» **EXERCISE TASK**:
Omit the images, then output each of the records below exactly.

» **DATA EXCERPTS**:
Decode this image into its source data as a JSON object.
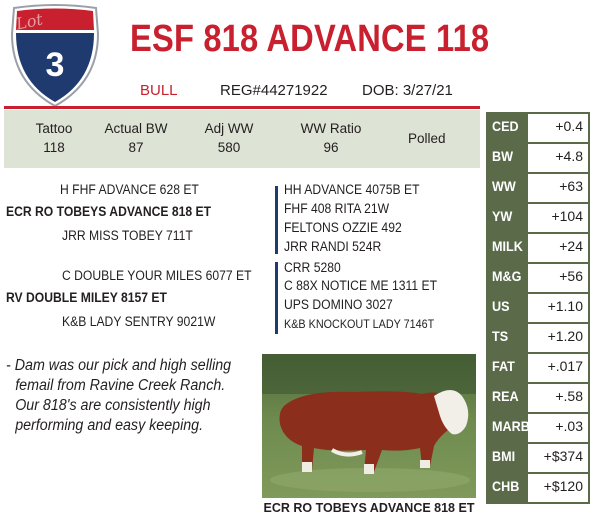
{
  "lot": {
    "word": "Lot",
    "number": "3"
  },
  "title": "ESF 818 ADVANCE 118",
  "meta": {
    "sex": "BULL",
    "reg": "REG#44271922",
    "dob": "DOB: 3/27/21"
  },
  "performance": {
    "columns": [
      {
        "header": "Tattoo",
        "value": "118"
      },
      {
        "header": "Actual BW",
        "value": "87"
      },
      {
        "header": "Adj WW",
        "value": "580"
      },
      {
        "header": "WW Ratio",
        "value": "96"
      }
    ],
    "polled": "Polled"
  },
  "pedigree": {
    "sire_sire": "H FHF ADVANCE 628 ET",
    "sire": "ECR RO TOBEYS ADVANCE 818 ET",
    "sire_dam": "JRR MISS TOBEY 711T",
    "sss": "HH ADVANCE 4075B ET",
    "ssd": "FHF 408 RITA 21W",
    "sds": "FELTONS OZZIE 492",
    "sdd": "JRR RANDI 524R",
    "dam_sire": "C DOUBLE YOUR MILES 6077 ET",
    "dam": "RV DOUBLE MILEY 8157 ET",
    "dam_dam": "K&B LADY SENTRY 9021W",
    "dss": "CRR 5280",
    "dsd": "C 88X NOTICE ME 1311 ET",
    "dds": "UPS DOMINO 3027",
    "ddd": "K&B KNOCKOUT LADY 7146T"
  },
  "note": {
    "lines": [
      "- Dam was our pick and high selling",
      "femail from Ravine Creek Ranch.",
      "Our 818's are consistently high",
      "performing and easy keeping."
    ]
  },
  "photo": {
    "caption": "ECR RO TOBEYS ADVANCE 818 ET"
  },
  "epds": [
    {
      "name": "CED",
      "value": "+0.4"
    },
    {
      "name": "BW",
      "value": "+4.8"
    },
    {
      "name": "WW",
      "value": "+63"
    },
    {
      "name": "YW",
      "value": "+104"
    },
    {
      "name": "MILK",
      "value": "+24"
    },
    {
      "name": "M&G",
      "value": "+56"
    },
    {
      "name": "US",
      "value": "+1.10"
    },
    {
      "name": "TS",
      "value": "+1.20"
    },
    {
      "name": "FAT",
      "value": "+.017"
    },
    {
      "name": "REA",
      "value": "+.58"
    },
    {
      "name": "MARB",
      "value": "+.03"
    },
    {
      "name": "BMI",
      "value": "+$374"
    },
    {
      "name": "CHB",
      "value": "+$120"
    }
  ],
  "colors": {
    "accent_red": "#c8202f",
    "shield_blue": "#1f3a6e",
    "epd_green": "#5b6b4a",
    "perf_bg": "#dde3d5"
  }
}
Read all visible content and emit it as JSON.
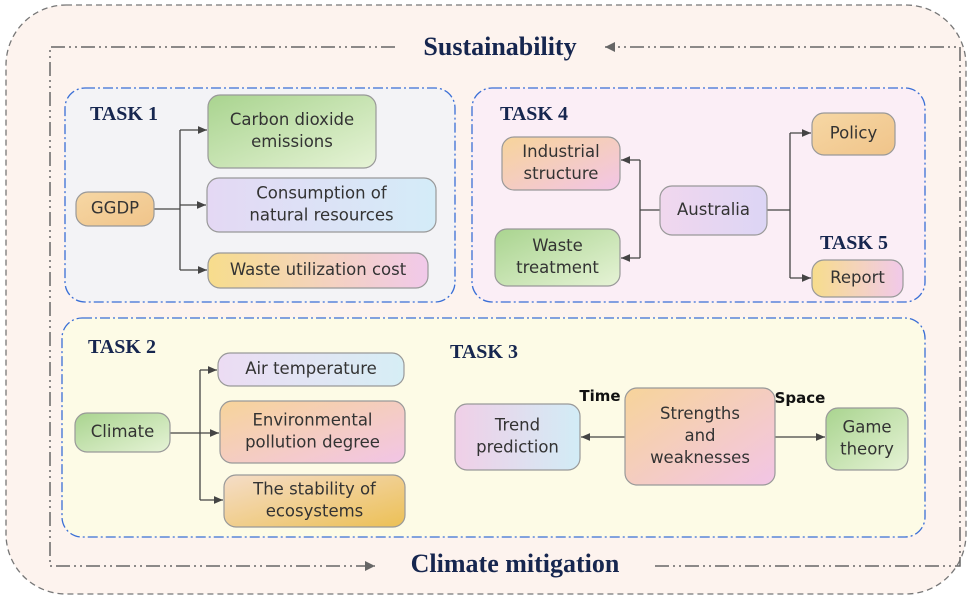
{
  "title": "Sustainability",
  "footer": "Climate mitigation",
  "task_labels": [
    "TASK 1",
    "TASK 4",
    "TASK 5",
    "TASK 2",
    "TASK 3"
  ],
  "edge_labels": [
    "Time",
    "Space"
  ],
  "nodes": [
    {
      "lines": [
        "GGDP"
      ]
    },
    {
      "lines": [
        "Carbon dioxide",
        "emissions"
      ]
    },
    {
      "lines": [
        "Consumption of",
        "natural resources"
      ]
    },
    {
      "lines": [
        "Waste utilization cost"
      ]
    },
    {
      "lines": [
        "Industrial",
        "structure"
      ]
    },
    {
      "lines": [
        "Waste",
        "treatment"
      ]
    },
    {
      "lines": [
        "Australia"
      ]
    },
    {
      "lines": [
        "Policy"
      ]
    },
    {
      "lines": [
        "Report"
      ]
    },
    {
      "lines": [
        "Climate"
      ]
    },
    {
      "lines": [
        "Air temperature"
      ]
    },
    {
      "lines": [
        "Environmental",
        "pollution degree"
      ]
    },
    {
      "lines": [
        "The stability of",
        "ecosystems"
      ]
    },
    {
      "lines": [
        "Trend",
        "prediction"
      ]
    },
    {
      "lines": [
        "Strengths",
        "and",
        "weaknesses"
      ]
    },
    {
      "lines": [
        "Game",
        "theory"
      ]
    }
  ]
}
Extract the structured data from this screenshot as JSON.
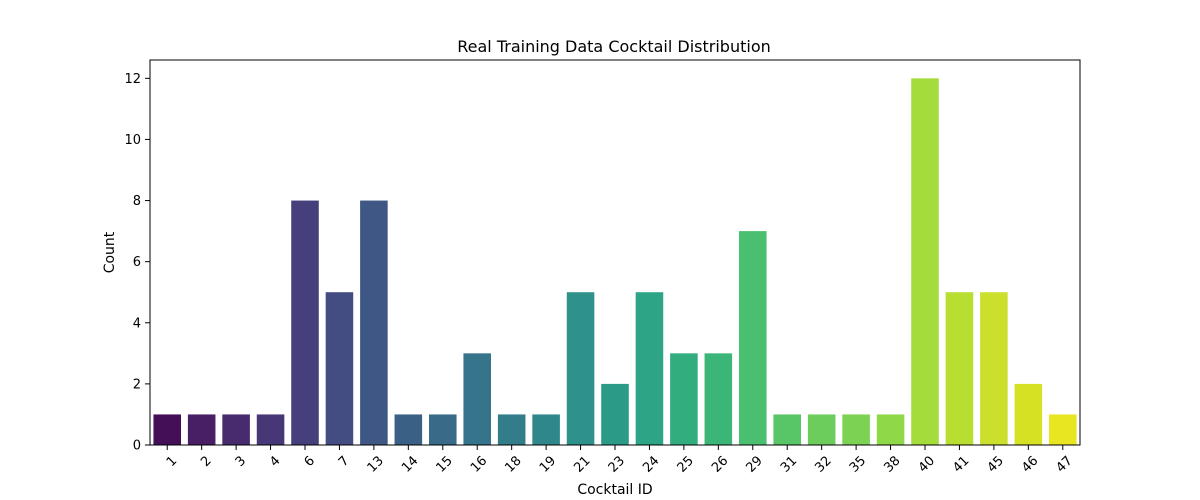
{
  "chart_data": {
    "type": "bar",
    "title": "Real Training Data Cocktail Distribution",
    "xlabel": "Cocktail ID",
    "ylabel": "Count",
    "ylim": [
      0,
      12.6
    ],
    "yticks": [
      "0",
      "2",
      "4",
      "6",
      "8",
      "10",
      "12"
    ],
    "grid": false,
    "legend": "none",
    "palette": "viridis",
    "categories": [
      "1",
      "2",
      "3",
      "4",
      "6",
      "7",
      "13",
      "14",
      "15",
      "16",
      "18",
      "19",
      "21",
      "23",
      "24",
      "25",
      "26",
      "29",
      "31",
      "32",
      "35",
      "38",
      "40",
      "41",
      "45",
      "46",
      "47"
    ],
    "values": [
      1,
      1,
      1,
      1,
      8,
      5,
      8,
      1,
      1,
      3,
      1,
      1,
      5,
      2,
      5,
      3,
      3,
      7,
      1,
      1,
      1,
      1,
      12,
      5,
      5,
      2,
      1
    ],
    "colors": [
      "#450f58",
      "#481e65",
      "#482b6e",
      "#473776",
      "#45407c",
      "#434d81",
      "#3f5785",
      "#3b6086",
      "#396a88",
      "#35748a",
      "#337d8b",
      "#30878b",
      "#2e918a",
      "#2b9a87",
      "#2da485",
      "#31ad7e",
      "#3bb678",
      "#49bf6f",
      "#58c566",
      "#6ccd5c",
      "#7cd253",
      "#8fd847",
      "#a3dc3b",
      "#b7de31",
      "#cae02c",
      "#d7e123",
      "#e8e521"
    ]
  }
}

» **THE RESULT**:
Decode this image into its source data as a JSON object.
{
  "lot": {
    "word": "Lot",
    "number": "3"
  },
  "title": "ESF 818 ADVANCE 118",
  "meta": {
    "sex": "BULL",
    "reg": "REG#44271922",
    "dob": "DOB: 3/27/21"
  },
  "performance": {
    "columns": [
      {
        "header": "Tattoo",
        "value": "118"
      },
      {
        "header": "Actual BW",
        "value": "87"
      },
      {
        "header": "Adj WW",
        "value": "580"
      },
      {
        "header": "WW Ratio",
        "value": "96"
      }
    ],
    "polled": "Polled"
  },
  "pedigree": {
    "sire_sire": "H FHF ADVANCE 628 ET",
    "sire": "ECR RO TOBEYS ADVANCE 818 ET",
    "sire_dam": "JRR MISS TOBEY 711T",
    "sss": "HH ADVANCE 4075B ET",
    "ssd": "FHF 408 RITA 21W",
    "sds": "FELTONS OZZIE 492",
    "sdd": "JRR RANDI 524R",
    "dam_sire": "C DOUBLE YOUR MILES 6077 ET",
    "dam": "RV DOUBLE MILEY 8157 ET",
    "dam_dam": "K&B LADY SENTRY 9021W",
    "dss": "CRR 5280",
    "dsd": "C 88X NOTICE ME 1311 ET",
    "dds": "UPS DOMINO 3027",
    "ddd": "K&B KNOCKOUT LADY 7146T"
  },
  "note": {
    "lines": [
      "- Dam was our pick and high selling",
      "femail from Ravine Creek Ranch.",
      "Our 818's are consistently high",
      "performing and easy keeping."
    ]
  },
  "photo": {
    "caption": "ECR RO TOBEYS ADVANCE 818 ET"
  },
  "epds": [
    {
      "name": "CED",
      "value": "+0.4"
    },
    {
      "name": "BW",
      "value": "+4.8"
    },
    {
      "name": "WW",
      "value": "+63"
    },
    {
      "name": "YW",
      "value": "+104"
    },
    {
      "name": "MILK",
      "value": "+24"
    },
    {
      "name": "M&G",
      "value": "+56"
    },
    {
      "name": "US",
      "value": "+1.10"
    },
    {
      "name": "TS",
      "value": "+1.20"
    },
    {
      "name": "FAT",
      "value": "+.017"
    },
    {
      "name": "REA",
      "value": "+.58"
    },
    {
      "name": "MARB",
      "value": "+.03"
    },
    {
      "name": "BMI",
      "value": "+$374"
    },
    {
      "name": "CHB",
      "value": "+$120"
    }
  ],
  "colors": {
    "accent_red": "#c8202f",
    "shield_blue": "#1f3a6e",
    "epd_green": "#5b6b4a",
    "perf_bg": "#dde3d5"
  }
}
Read all visible content and emit it as JSON.
{
  "title": "Sustainability",
  "footer": "Climate mitigation",
  "task_labels": [
    "TASK 1",
    "TASK 4",
    "TASK 5",
    "TASK 2",
    "TASK 3"
  ],
  "edge_labels": [
    "Time",
    "Space"
  ],
  "nodes": [
    {
      "lines": [
        "GGDP"
      ]
    },
    {
      "lines": [
        "Carbon dioxide",
        "emissions"
      ]
    },
    {
      "lines": [
        "Consumption of",
        "natural resources"
      ]
    },
    {
      "lines": [
        "Waste utilization cost"
      ]
    },
    {
      "lines": [
        "Industrial",
        "structure"
      ]
    },
    {
      "lines": [
        "Waste",
        "treatment"
      ]
    },
    {
      "lines": [
        "Australia"
      ]
    },
    {
      "lines": [
        "Policy"
      ]
    },
    {
      "lines": [
        "Report"
      ]
    },
    {
      "lines": [
        "Climate"
      ]
    },
    {
      "lines": [
        "Air temperature"
      ]
    },
    {
      "lines": [
        "Environmental",
        "pollution degree"
      ]
    },
    {
      "lines": [
        "The stability of",
        "ecosystems"
      ]
    },
    {
      "lines": [
        "Trend",
        "prediction"
      ]
    },
    {
      "lines": [
        "Strengths",
        "and",
        "weaknesses"
      ]
    },
    {
      "lines": [
        "Game",
        "theory"
      ]
    }
  ]
}
Extract the structured data from this screenshot as JSON.
{
  "chart_data": {
    "type": "bar",
    "title": "Real Training Data Cocktail Distribution",
    "xlabel": "Cocktail ID",
    "ylabel": "Count",
    "ylim": [
      0,
      12.6
    ],
    "yticks": [
      "0",
      "2",
      "4",
      "6",
      "8",
      "10",
      "12"
    ],
    "grid": false,
    "legend": "none",
    "palette": "viridis",
    "categories": [
      "1",
      "2",
      "3",
      "4",
      "6",
      "7",
      "13",
      "14",
      "15",
      "16",
      "18",
      "19",
      "21",
      "23",
      "24",
      "25",
      "26",
      "29",
      "31",
      "32",
      "35",
      "38",
      "40",
      "41",
      "45",
      "46",
      "47"
    ],
    "values": [
      1,
      1,
      1,
      1,
      8,
      5,
      8,
      1,
      1,
      3,
      1,
      1,
      5,
      2,
      5,
      3,
      3,
      7,
      1,
      1,
      1,
      1,
      12,
      5,
      5,
      2,
      1
    ],
    "colors": [
      "#450f58",
      "#481e65",
      "#482b6e",
      "#473776",
      "#45407c",
      "#434d81",
      "#3f5785",
      "#3b6086",
      "#396a88",
      "#35748a",
      "#337d8b",
      "#30878b",
      "#2e918a",
      "#2b9a87",
      "#2da485",
      "#31ad7e",
      "#3bb678",
      "#49bf6f",
      "#58c566",
      "#6ccd5c",
      "#7cd253",
      "#8fd847",
      "#a3dc3b",
      "#b7de31",
      "#cae02c",
      "#d7e123",
      "#e8e521"
    ]
  }
}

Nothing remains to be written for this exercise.